══ PROVIDED MATERIAL ══

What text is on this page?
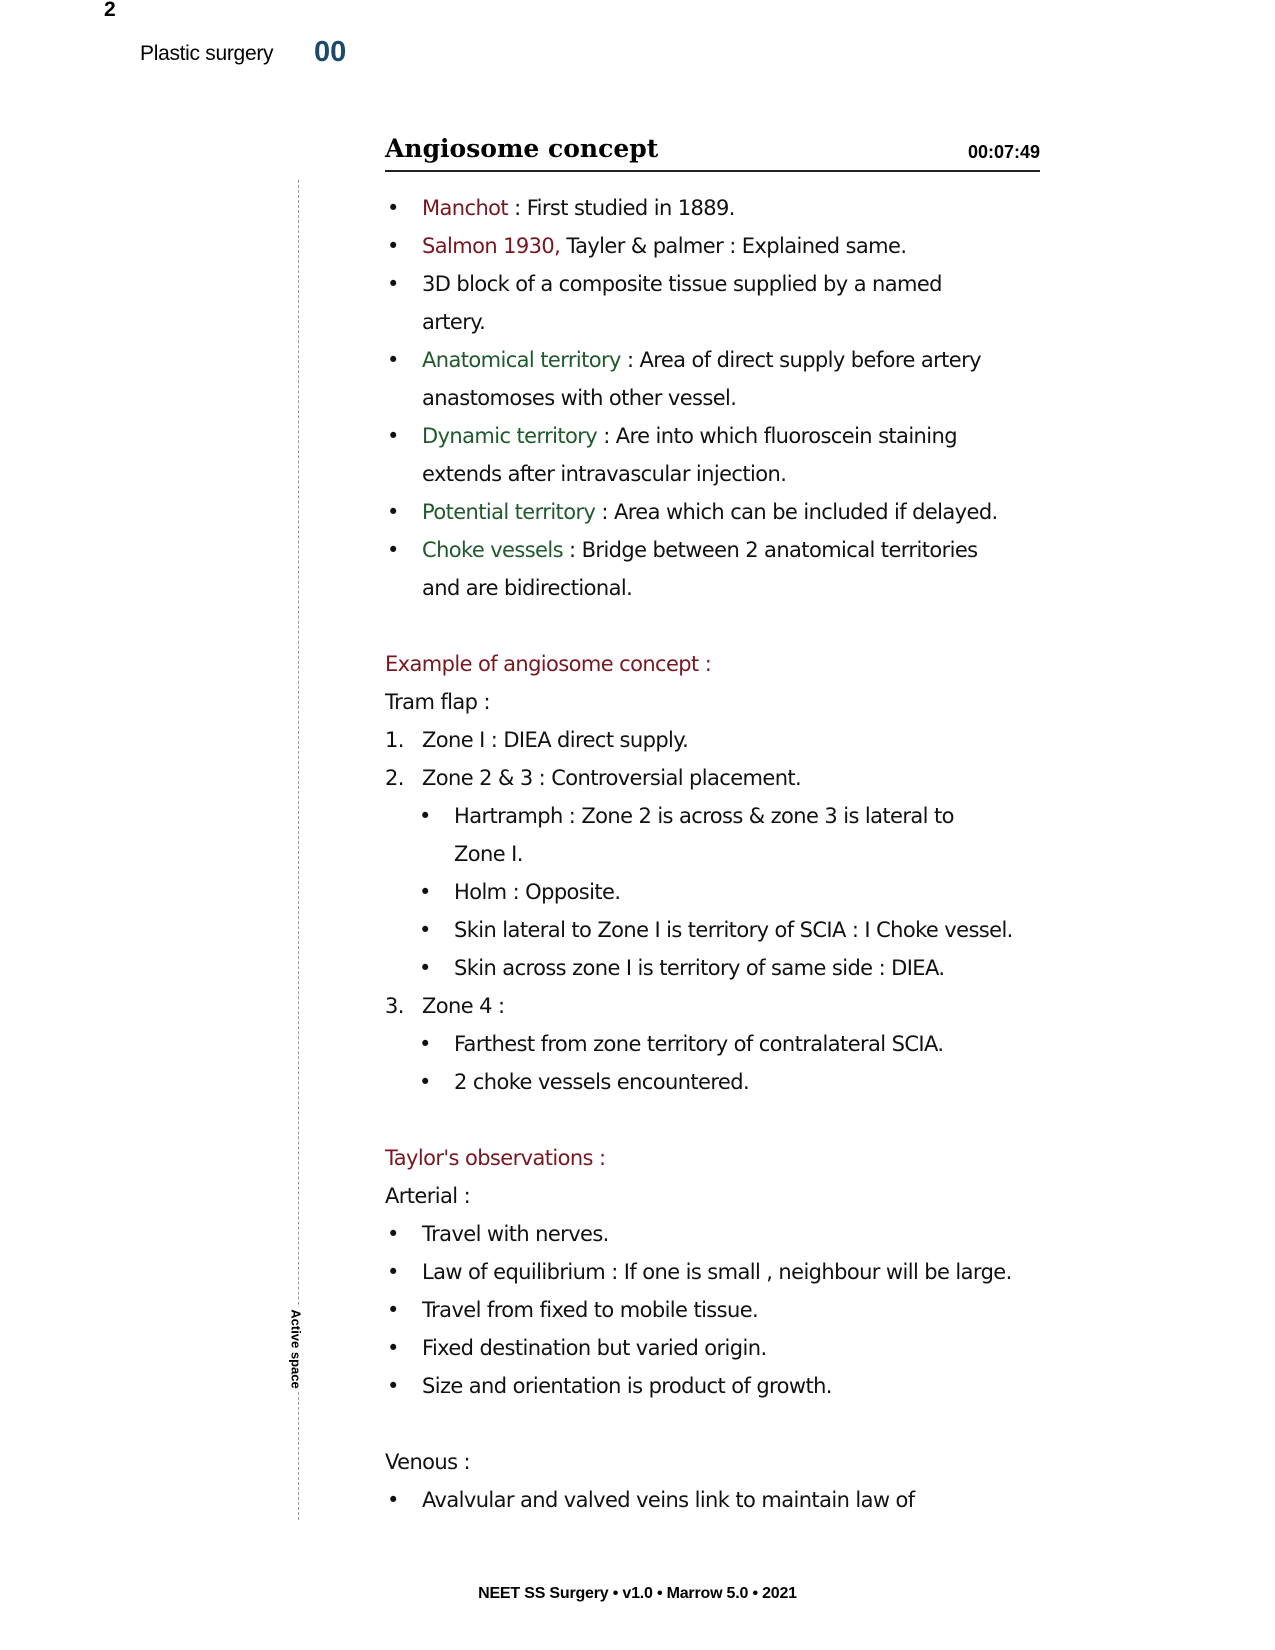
2
Plastic surgery 00
Active space
Angiosome concept	00:07:49
• Manchot : First studied in 1889.
• Salmon 1930, Tayler & palmer : Explained same.
• 3D block of a composite tissue supplied by a named
artery.
• Anatomical territory : Area of direct supply before artery
anastomoses with other vessel.
• Dynamic territory : Are into which fluoroscein staining
extends after intravascular injection.
• Potential territory : Area which can be included if delayed.
• Choke vessels : Bridge between 2 anatomical territories
and are bidirectional.
Example of angiosome concept :
Tram flap :
1. Zone I : DIEA direct supply.
2. Zone 2 & 3 : Controversial placement.
• Hartramph : Zone 2 is across & zone 3 is lateral to
Zone I.
• Holm : Opposite.
• Skin lateral to Zone I is territory of SCIA : I Choke vessel.
• Skin across zone I is territory of same side : DIEA.
3. Zone 4 :
• Farthest from zone territory of contralateral SCIA.
• 2 choke vessels encountered.
Taylor's observations :
Arterial :
• Travel with nerves.
• Law of equilibrium : If one is small , neighbour will be large.
• Travel from fixed to mobile tissue.
• Fixed destination but varied origin.
• Size and orientation is product of growth.
Venous :
• Avalvular and valved veins link to maintain law of
NEET SS Surgery • v1.0 • Marrow 5.0 • 2021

═══

**REQUIRED TASK**: Reproduce all of the data exactly, omitting each picture it holds.

**THE SOLUTION**:
What text is on this page?
2
Plastic surgery 00
Active space
Angiosome concept	00:07:49
• Manchot : First studied in 1889.
• Salmon 1930, Tayler & palmer : Explained same.
• 3D block of a composite tissue supplied by a named
artery.
• Anatomical territory : Area of direct supply before artery
anastomoses with other vessel.
• Dynamic territory : Are into which fluoroscein staining
extends after intravascular injection.
• Potential territory : Area which can be included if delayed.
• Choke vessels : Bridge between 2 anatomical territories
and are bidirectional.
Example of angiosome concept :
Tram flap :
1. Zone I : DIEA direct supply.
2. Zone 2 & 3 : Controversial placement.
• Hartramph : Zone 2 is across & zone 3 is lateral to
Zone I.
• Holm : Opposite.
• Skin lateral to Zone I is territory of SCIA : I Choke vessel.
• Skin across zone I is territory of same side : DIEA.
3. Zone 4 :
• Farthest from zone territory of contralateral SCIA.
• 2 choke vessels encountered.
Taylor's observations :
Arterial :
• Travel with nerves.
• Law of equilibrium : If one is small , neighbour will be large.
• Travel from fixed to mobile tissue.
• Fixed destination but varied origin.
• Size and orientation is product of growth.
Venous :
• Avalvular and valved veins link to maintain law of
NEET SS Surgery • v1.0 • Marrow 5.0 • 2021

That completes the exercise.